▶ [Aim] Make an exact copy of each entry, leaving out every picture.
....
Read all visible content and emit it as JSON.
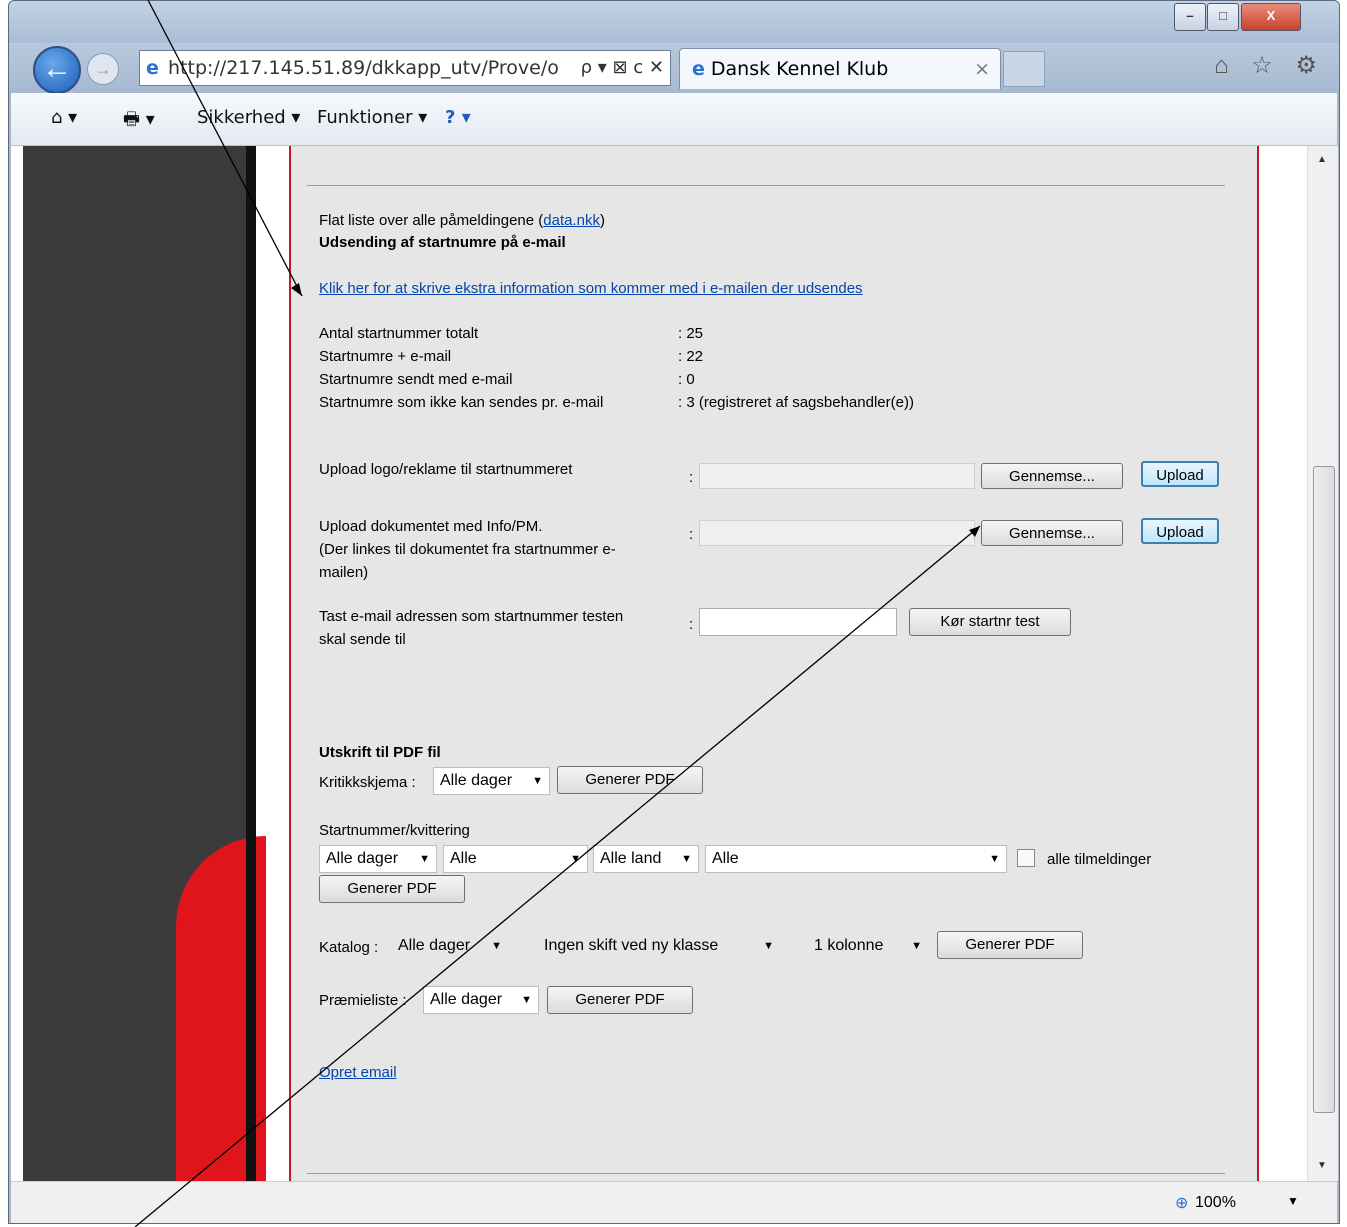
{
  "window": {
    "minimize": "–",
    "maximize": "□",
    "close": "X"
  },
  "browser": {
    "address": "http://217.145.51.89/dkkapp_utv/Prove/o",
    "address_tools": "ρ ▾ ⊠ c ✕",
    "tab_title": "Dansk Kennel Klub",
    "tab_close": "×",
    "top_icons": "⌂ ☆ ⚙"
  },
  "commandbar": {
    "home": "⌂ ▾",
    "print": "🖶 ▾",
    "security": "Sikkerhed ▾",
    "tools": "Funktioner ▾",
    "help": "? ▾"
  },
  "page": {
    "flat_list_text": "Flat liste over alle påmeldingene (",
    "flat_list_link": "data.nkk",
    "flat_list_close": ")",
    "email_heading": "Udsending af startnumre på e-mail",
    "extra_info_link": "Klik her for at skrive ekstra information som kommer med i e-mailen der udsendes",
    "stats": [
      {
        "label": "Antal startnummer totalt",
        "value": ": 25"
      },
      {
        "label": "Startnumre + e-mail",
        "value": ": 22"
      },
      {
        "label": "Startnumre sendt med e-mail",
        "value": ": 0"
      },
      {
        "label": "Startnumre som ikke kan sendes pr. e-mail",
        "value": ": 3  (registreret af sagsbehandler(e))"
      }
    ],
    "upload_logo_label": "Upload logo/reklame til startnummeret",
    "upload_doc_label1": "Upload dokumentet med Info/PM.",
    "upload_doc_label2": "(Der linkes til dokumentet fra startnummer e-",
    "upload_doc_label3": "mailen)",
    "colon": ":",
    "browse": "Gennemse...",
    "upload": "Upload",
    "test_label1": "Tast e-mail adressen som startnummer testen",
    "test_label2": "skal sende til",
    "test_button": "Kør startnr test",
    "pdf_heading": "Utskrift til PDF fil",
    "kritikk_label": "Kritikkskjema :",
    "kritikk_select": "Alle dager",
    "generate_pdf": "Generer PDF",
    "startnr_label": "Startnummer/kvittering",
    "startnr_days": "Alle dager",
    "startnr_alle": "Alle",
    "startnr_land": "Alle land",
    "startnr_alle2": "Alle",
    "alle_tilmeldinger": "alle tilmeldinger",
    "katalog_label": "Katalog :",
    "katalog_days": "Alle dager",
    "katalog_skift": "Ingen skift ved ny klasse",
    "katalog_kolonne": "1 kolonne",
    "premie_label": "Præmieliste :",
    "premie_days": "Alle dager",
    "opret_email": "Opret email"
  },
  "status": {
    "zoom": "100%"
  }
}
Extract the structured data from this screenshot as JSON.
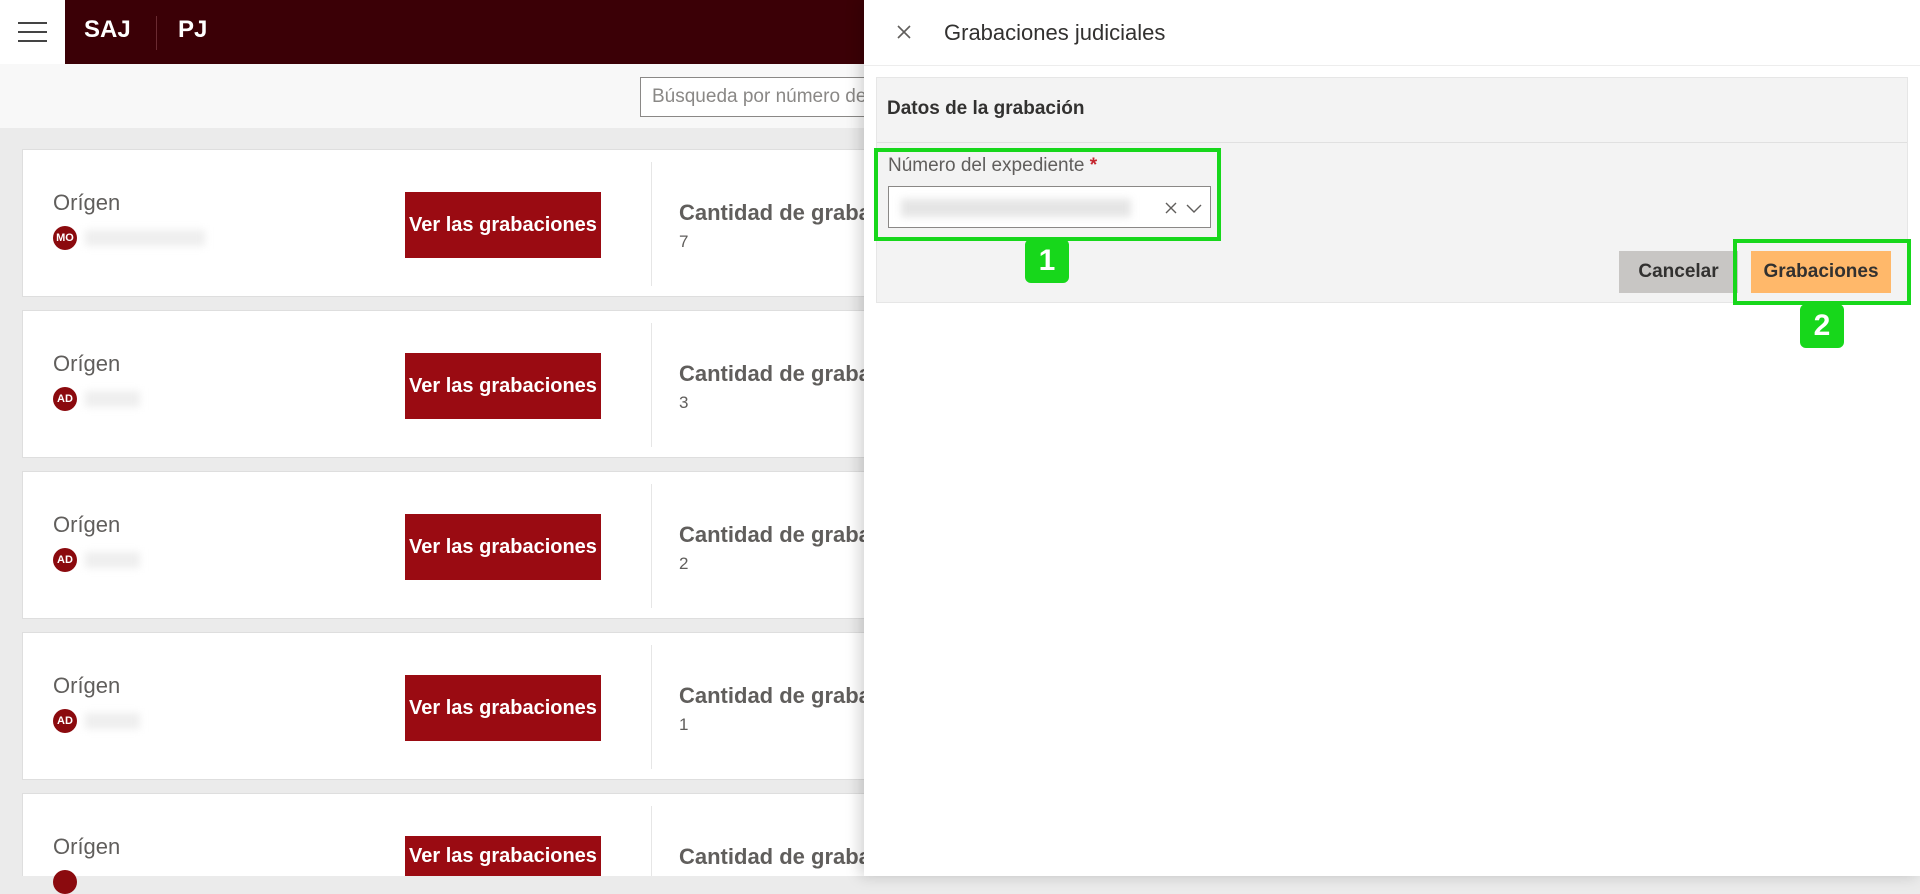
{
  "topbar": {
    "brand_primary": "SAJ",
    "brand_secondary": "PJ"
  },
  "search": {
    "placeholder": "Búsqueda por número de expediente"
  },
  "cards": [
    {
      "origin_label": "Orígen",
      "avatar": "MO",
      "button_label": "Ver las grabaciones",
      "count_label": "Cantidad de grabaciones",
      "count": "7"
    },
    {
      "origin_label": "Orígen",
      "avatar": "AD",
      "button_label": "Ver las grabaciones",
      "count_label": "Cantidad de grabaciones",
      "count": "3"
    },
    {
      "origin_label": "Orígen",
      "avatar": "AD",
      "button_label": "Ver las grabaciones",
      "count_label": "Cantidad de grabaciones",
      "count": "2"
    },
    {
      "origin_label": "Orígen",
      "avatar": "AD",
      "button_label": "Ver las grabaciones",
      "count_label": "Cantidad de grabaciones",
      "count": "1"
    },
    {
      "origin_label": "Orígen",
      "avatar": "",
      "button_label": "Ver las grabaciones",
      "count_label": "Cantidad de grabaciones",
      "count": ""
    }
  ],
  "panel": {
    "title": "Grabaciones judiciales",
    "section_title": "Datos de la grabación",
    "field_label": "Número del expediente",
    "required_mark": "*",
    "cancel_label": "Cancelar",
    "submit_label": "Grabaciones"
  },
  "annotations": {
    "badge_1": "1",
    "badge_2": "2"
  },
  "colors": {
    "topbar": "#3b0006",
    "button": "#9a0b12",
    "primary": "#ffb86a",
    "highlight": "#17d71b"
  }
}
....
▶ [Solved exercise]
Read all visible content and emit it as JSON.
{
  "window": {
    "minimize": "–",
    "maximize": "□",
    "close": "X"
  },
  "browser": {
    "address": "http://217.145.51.89/dkkapp_utv/Prove/o",
    "address_tools": "ρ ▾ ⊠ c ✕",
    "tab_title": "Dansk Kennel Klub",
    "tab_close": "×",
    "top_icons": "⌂ ☆ ⚙"
  },
  "commandbar": {
    "home": "⌂ ▾",
    "print": "🖶 ▾",
    "security": "Sikkerhed ▾",
    "tools": "Funktioner ▾",
    "help": "? ▾"
  },
  "page": {
    "flat_list_text": "Flat liste over alle påmeldingene (",
    "flat_list_link": "data.nkk",
    "flat_list_close": ")",
    "email_heading": "Udsending af startnumre på e-mail",
    "extra_info_link": "Klik her for at skrive ekstra information som kommer med i e-mailen der udsendes",
    "stats": [
      {
        "label": "Antal startnummer totalt",
        "value": ": 25"
      },
      {
        "label": "Startnumre + e-mail",
        "value": ": 22"
      },
      {
        "label": "Startnumre sendt med e-mail",
        "value": ": 0"
      },
      {
        "label": "Startnumre som ikke kan sendes pr. e-mail",
        "value": ": 3  (registreret af sagsbehandler(e))"
      }
    ],
    "upload_logo_label": "Upload logo/reklame til startnummeret",
    "upload_doc_label1": "Upload dokumentet med Info/PM.",
    "upload_doc_label2": "(Der linkes til dokumentet fra startnummer e-",
    "upload_doc_label3": "mailen)",
    "colon": ":",
    "browse": "Gennemse...",
    "upload": "Upload",
    "test_label1": "Tast e-mail adressen som startnummer testen",
    "test_label2": "skal sende til",
    "test_button": "Kør startnr test",
    "pdf_heading": "Utskrift til PDF fil",
    "kritikk_label": "Kritikkskjema :",
    "kritikk_select": "Alle dager",
    "generate_pdf": "Generer PDF",
    "startnr_label": "Startnummer/kvittering",
    "startnr_days": "Alle dager",
    "startnr_alle": "Alle",
    "startnr_land": "Alle land",
    "startnr_alle2": "Alle",
    "alle_tilmeldinger": "alle tilmeldinger",
    "katalog_label": "Katalog :",
    "katalog_days": "Alle dager",
    "katalog_skift": "Ingen skift ved ny klasse",
    "katalog_kolonne": "1 kolonne",
    "premie_label": "Præmieliste :",
    "premie_days": "Alle dager",
    "opret_email": "Opret email"
  },
  "status": {
    "zoom": "100%"
  }
}
Extract the structured data from this screenshot as JSON.
{
  "topbar": {
    "brand_primary": "SAJ",
    "brand_secondary": "PJ"
  },
  "search": {
    "placeholder": "Búsqueda por número de expediente"
  },
  "cards": [
    {
      "origin_label": "Orígen",
      "avatar": "MO",
      "button_label": "Ver las grabaciones",
      "count_label": "Cantidad de grabaciones",
      "count": "7"
    },
    {
      "origin_label": "Orígen",
      "avatar": "AD",
      "button_label": "Ver las grabaciones",
      "count_label": "Cantidad de grabaciones",
      "count": "3"
    },
    {
      "origin_label": "Orígen",
      "avatar": "AD",
      "button_label": "Ver las grabaciones",
      "count_label": "Cantidad de grabaciones",
      "count": "2"
    },
    {
      "origin_label": "Orígen",
      "avatar": "AD",
      "button_label": "Ver las grabaciones",
      "count_label": "Cantidad de grabaciones",
      "count": "1"
    },
    {
      "origin_label": "Orígen",
      "avatar": "",
      "button_label": "Ver las grabaciones",
      "count_label": "Cantidad de grabaciones",
      "count": ""
    }
  ],
  "panel": {
    "title": "Grabaciones judiciales",
    "section_title": "Datos de la grabación",
    "field_label": "Número del expediente",
    "required_mark": "*",
    "cancel_label": "Cancelar",
    "submit_label": "Grabaciones"
  },
  "annotations": {
    "badge_1": "1",
    "badge_2": "2"
  },
  "colors": {
    "topbar": "#3b0006",
    "button": "#9a0b12",
    "primary": "#ffb86a",
    "highlight": "#17d71b"
  }
}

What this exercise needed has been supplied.